* **WRITTEN TASK**:
Repeat all the records exactly, omitting pictures.

═══ GIVEN RECORDS ═══

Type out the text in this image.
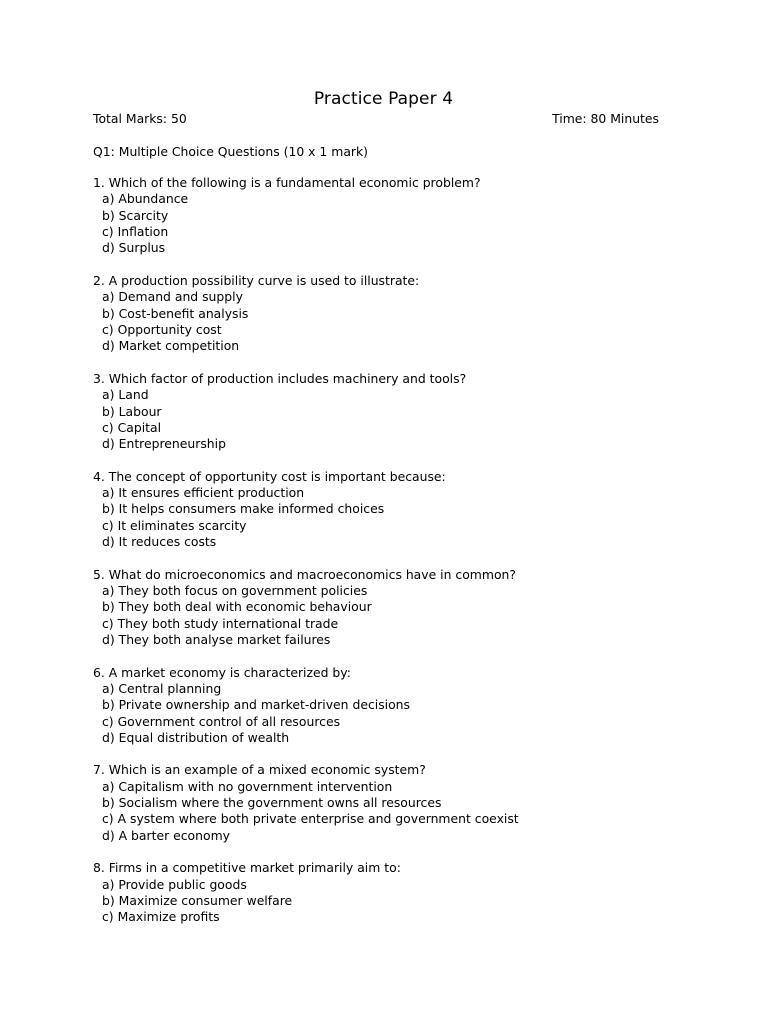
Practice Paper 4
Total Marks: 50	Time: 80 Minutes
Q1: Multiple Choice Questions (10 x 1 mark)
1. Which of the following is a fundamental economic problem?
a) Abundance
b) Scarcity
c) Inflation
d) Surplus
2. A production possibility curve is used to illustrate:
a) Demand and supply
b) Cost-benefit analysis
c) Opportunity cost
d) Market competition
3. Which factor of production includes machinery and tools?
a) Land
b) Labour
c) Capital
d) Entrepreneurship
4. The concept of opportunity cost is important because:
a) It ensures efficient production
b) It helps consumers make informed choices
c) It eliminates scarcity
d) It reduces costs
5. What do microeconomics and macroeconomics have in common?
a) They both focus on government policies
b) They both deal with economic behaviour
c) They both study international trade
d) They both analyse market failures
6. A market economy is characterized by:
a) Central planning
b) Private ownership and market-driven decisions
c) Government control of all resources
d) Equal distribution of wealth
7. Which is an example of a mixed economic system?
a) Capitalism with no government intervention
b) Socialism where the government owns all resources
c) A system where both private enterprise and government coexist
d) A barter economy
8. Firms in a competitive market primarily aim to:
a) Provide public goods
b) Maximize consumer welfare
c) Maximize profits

═══

* **RESPONSE**:
Type out the text in this image.
Practice Paper 4
Total Marks: 50	Time: 80 Minutes
Q1: Multiple Choice Questions (10 x 1 mark)
1. Which of the following is a fundamental economic problem?
a) Abundance
b) Scarcity
c) Inflation
d) Surplus
2. A production possibility curve is used to illustrate:
a) Demand and supply
b) Cost-benefit analysis
c) Opportunity cost
d) Market competition
3. Which factor of production includes machinery and tools?
a) Land
b) Labour
c) Capital
d) Entrepreneurship
4. The concept of opportunity cost is important because:
a) It ensures efficient production
b) It helps consumers make informed choices
c) It eliminates scarcity
d) It reduces costs
5. What do microeconomics and macroeconomics have in common?
a) They both focus on government policies
b) They both deal with economic behaviour
c) They both study international trade
d) They both analyse market failures
6. A market economy is characterized by:
a) Central planning
b) Private ownership and market-driven decisions
c) Government control of all resources
d) Equal distribution of wealth
7. Which is an example of a mixed economic system?
a) Capitalism with no government intervention
b) Socialism where the government owns all resources
c) A system where both private enterprise and government coexist
d) A barter economy
8. Firms in a competitive market primarily aim to:
a) Provide public goods
b) Maximize consumer welfare
c) Maximize profits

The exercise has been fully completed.